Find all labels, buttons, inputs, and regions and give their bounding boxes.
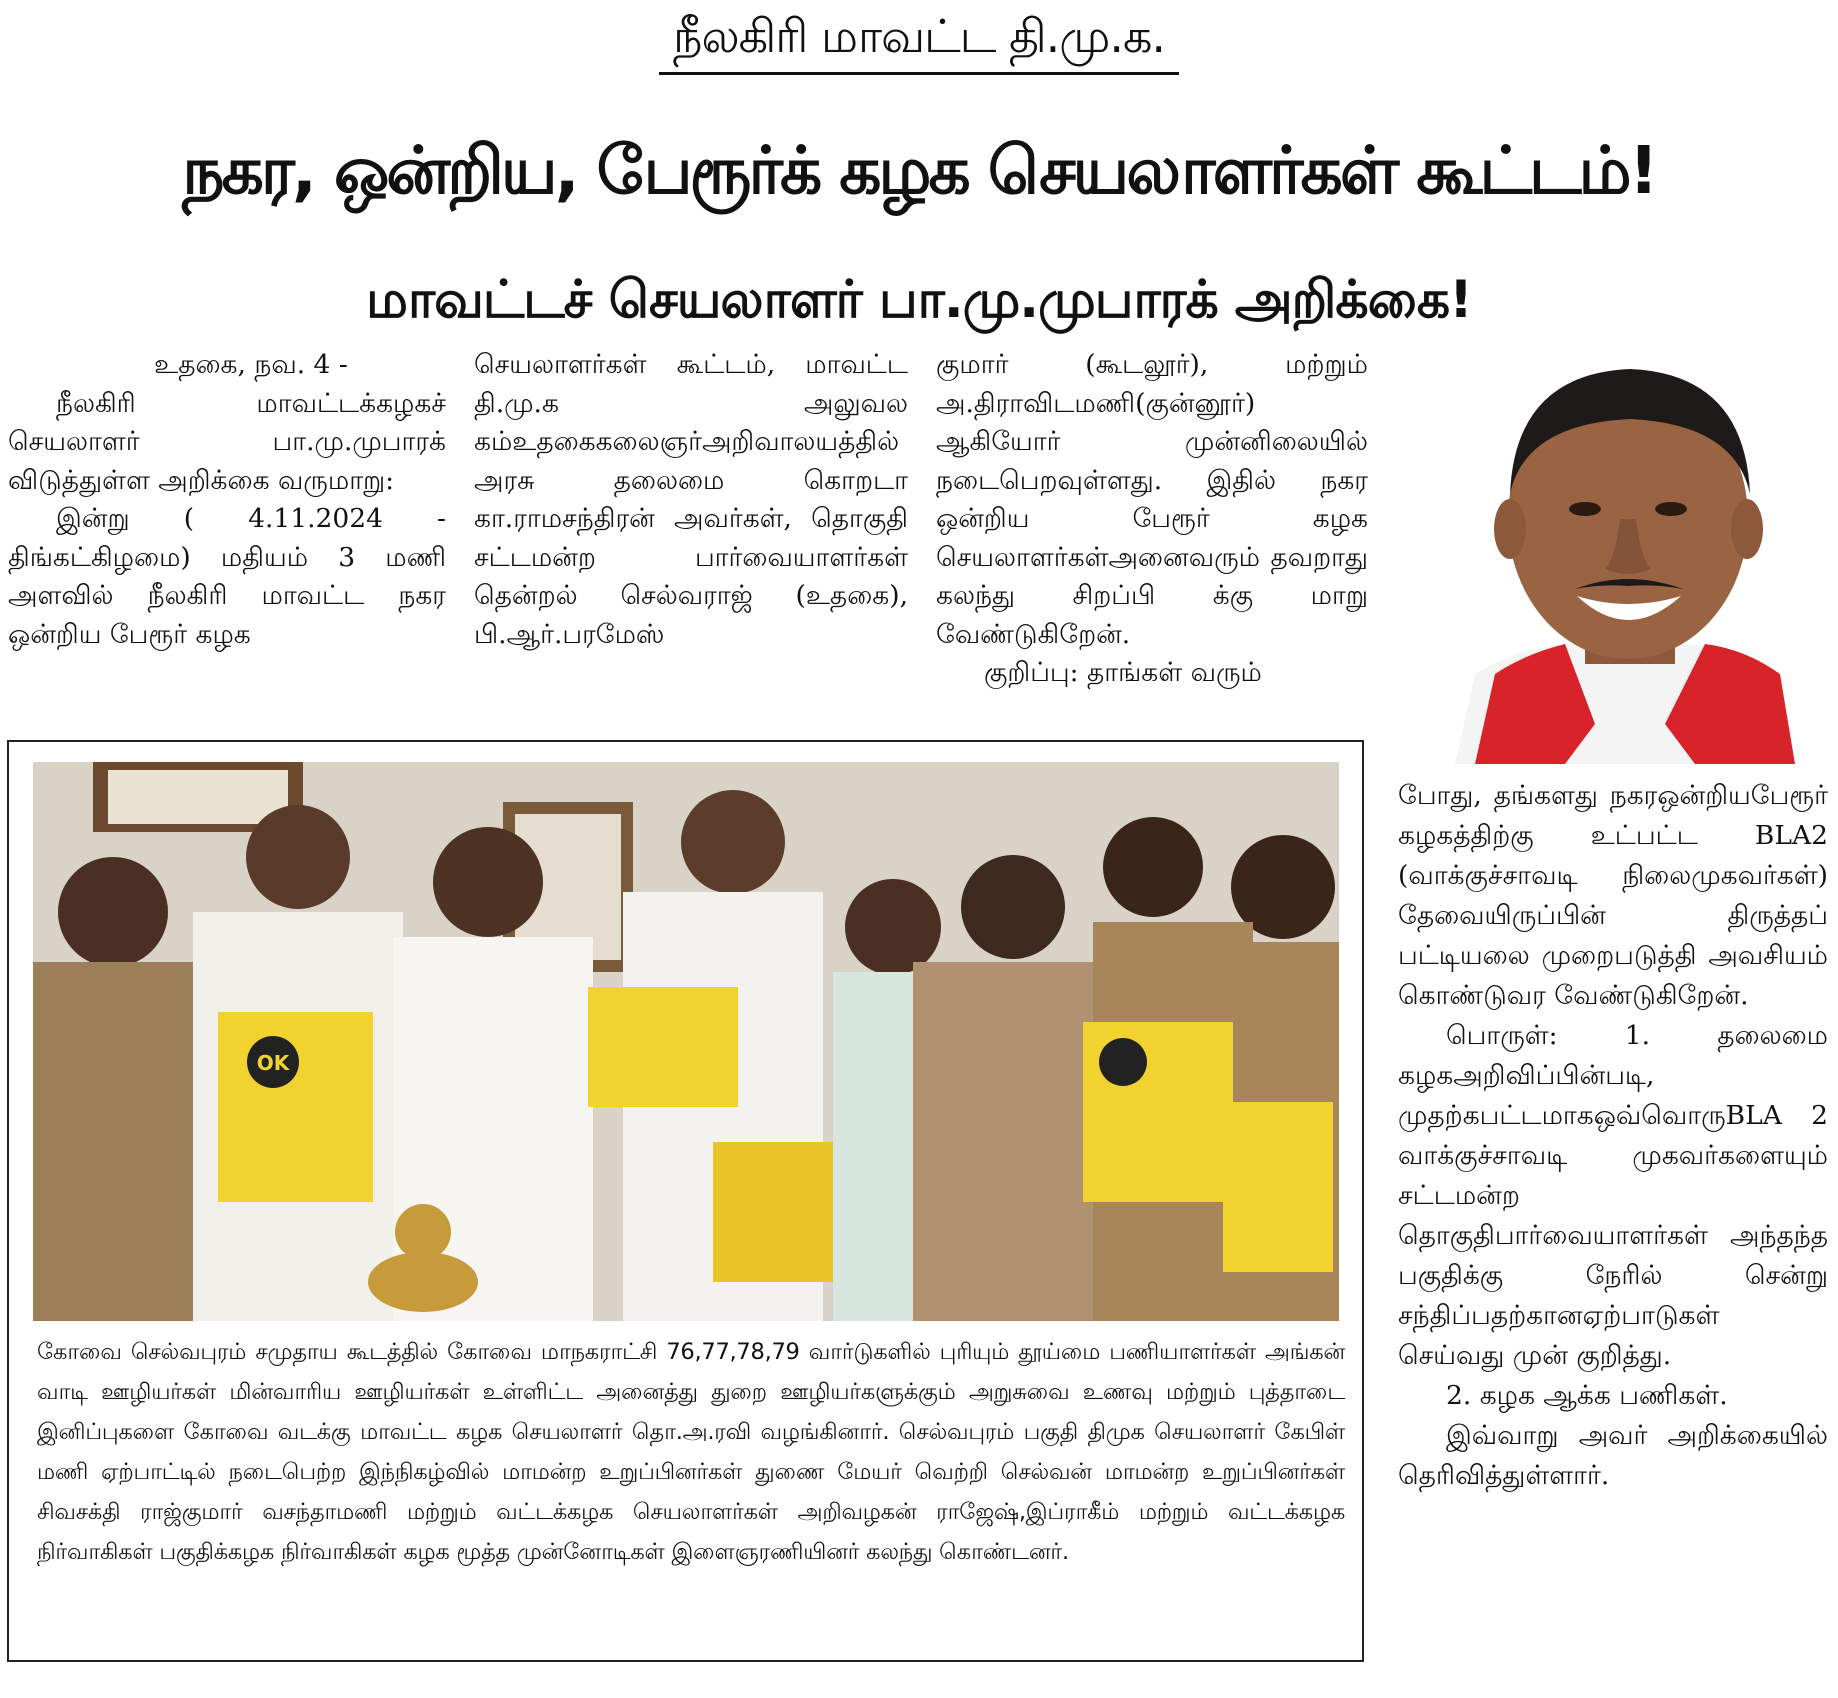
portrait-photo (1415, 344, 1835, 764)
portrait-illustration (1415, 344, 1835, 764)
section-kicker (0, 6, 1838, 75)
paragraph: இன்று ( 4.11.2024 - திங்கட்கிழமை) மதியம் 3 மணி அளவில் நீலகிரி மாவட்ட நகர ஒன்றிய பேரூர் கழக (8, 503, 446, 650)
paragraph: 2. கழக ஆக்க பணிகள். (1446, 1380, 1728, 1411)
paragraph: போது, தங்களது நகரஒன்றியபேரூர் கழகத்திற்கு உட்பட்ட BLA2 (வாக்குச்சாவடி நிலைமுகவர்கள்) தேவையிருப்பின் திருத்தப் பட்டியலை முறைபடுத்தி அவசியம் கொண்டுவர வேண்டுகிறேன். (1398, 780, 1828, 1011)
article-column-3 (936, 346, 1368, 693)
headline: நகர, ஒன்றிய, பேரூர்க் கழக செயலாளர்கள் கூட்டம்! (182, 132, 1656, 209)
paragraph: செயலாளர்கள் கூட்டம், மாவட்ட தி.மு.க அலுவல கம்உதகைகலைஞர்அறிவாலயத்தில் அரசு தலைமை கொறடா கா.ராமசந்திரன் அவர்கள், தொகுதி சட்டமன்ற பார்வையாளர்கள் தென்றல் செல்வராஜ் (உதகை), பி.ஆர்.பரமேஸ் (474, 349, 908, 650)
article-column-4 (1398, 776, 1828, 1496)
paragraph: பொருள்: 1. தலைமை கழகஅறிவிப்பின்படி, முதற்கபட்டமாகஒவ்வொருBLA 2 வாக்குச்சாவடி முகவர்களையும் சட்டமன்ற தொகுதிபார்வையாளர்கள் அந்தந்த பகுதிக்கு நேரில் சென்று சந்திப்பதற்கானஏற்பாடுகள் செய்வது முன் குறித்து. (1398, 1020, 1828, 1371)
paragraph: குறிப்பு: தாங்கள் வரும் (984, 657, 1262, 688)
photo-caption: கோவை செல்வபுரம் சமுதாய கூடத்தில் கோவை மாநகராட்சி 76,77,78,79 வார்டுகளில் புரியும் தூய்மை பணியாளர்கள் அங்கன் வாடி ஊழியர்கள் மின்வாரிய ஊழியர்கள் உள்ளிட்ட அனைத்து துறை ஊழியர்களுக்கும் அறுசுவை உணவு மற்றும் புத்தாடை இனிப்புகளை கோவை வடக்கு மாவட்ட கழக செயலாளர் தொ.அ.ரவி வழங்கினார். செல்வபுரம் பகுதி திமுக செயலாளர் கேபிள் மணி ஏற்பாட்டில் நடைபெற்ற இந்நிகழ்வில் மாமன்ற உறுப்பினர்கள் துணை மேயர் வெற்றி செல்வன் மாமன்ற உறுப்பினர்கள் சிவசக்தி ராஜ்குமார் வசந்தாமணி மற்றும் வட்டக்கழக செயலாளர்கள் அறிவழகன் ராஜேஷ்,இப்ராகீம் மற்றும் வட்டக்கழக நிர்வாகிகள் பகுதிக்கழக நிர்வாகிகள் கழக மூத்த முன்னோடிகள் இளைஞரணியினர் கலந்து கொண்டனர். (37, 1339, 1345, 1565)
paragraph: குமார் (கூடலூர்), மற்றும் அ.திராவிடமணி(குன்னூர்) ஆகியோர் முன்னிலையில் நடைபெறவுள்ளது. இதில் நகர ஒன்றிய பேரூர் கழக செயலாளர்கள்அனைவரும் தவறாது கலந்து சிறப்பி க்கு மாறு வேண்டுகிறேன். (936, 349, 1368, 650)
paragraph: நீலகிரி மாவட்டக்கழகச் செயலாளர் பா.மு.முபாரக் விடுத்துள்ள அறிக்கை வருமாறு: (8, 387, 446, 496)
dateline: உதகை, நவ. 4 - (154, 349, 348, 380)
subheadline: மாவட்டச் செயலாளர் பா.மு.முபாரக் அறிக்கை! (366, 270, 1472, 330)
bag-label: OK (256, 1051, 290, 1075)
event-photo-illustration (33, 762, 1339, 1321)
article-column-1 (8, 346, 446, 654)
article-column-2 (474, 346, 908, 654)
news-photo (33, 762, 1339, 1321)
kicker-text: நீலகிரி மாவட்ட தி.மு.க. (659, 6, 1179, 75)
paragraph: இவ்வாறு அவர் அறிக்கையில் தெரிவித்துள்ளார். (1398, 1420, 1828, 1491)
photo-box (7, 740, 1364, 1662)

### Brief
Find every line in the items above that contains the string "portrait", and copy each of those lines in full.

### Answer to this exercise
portrait-photo (1415, 344, 1835, 764)
portrait-illustration (1415, 344, 1835, 764)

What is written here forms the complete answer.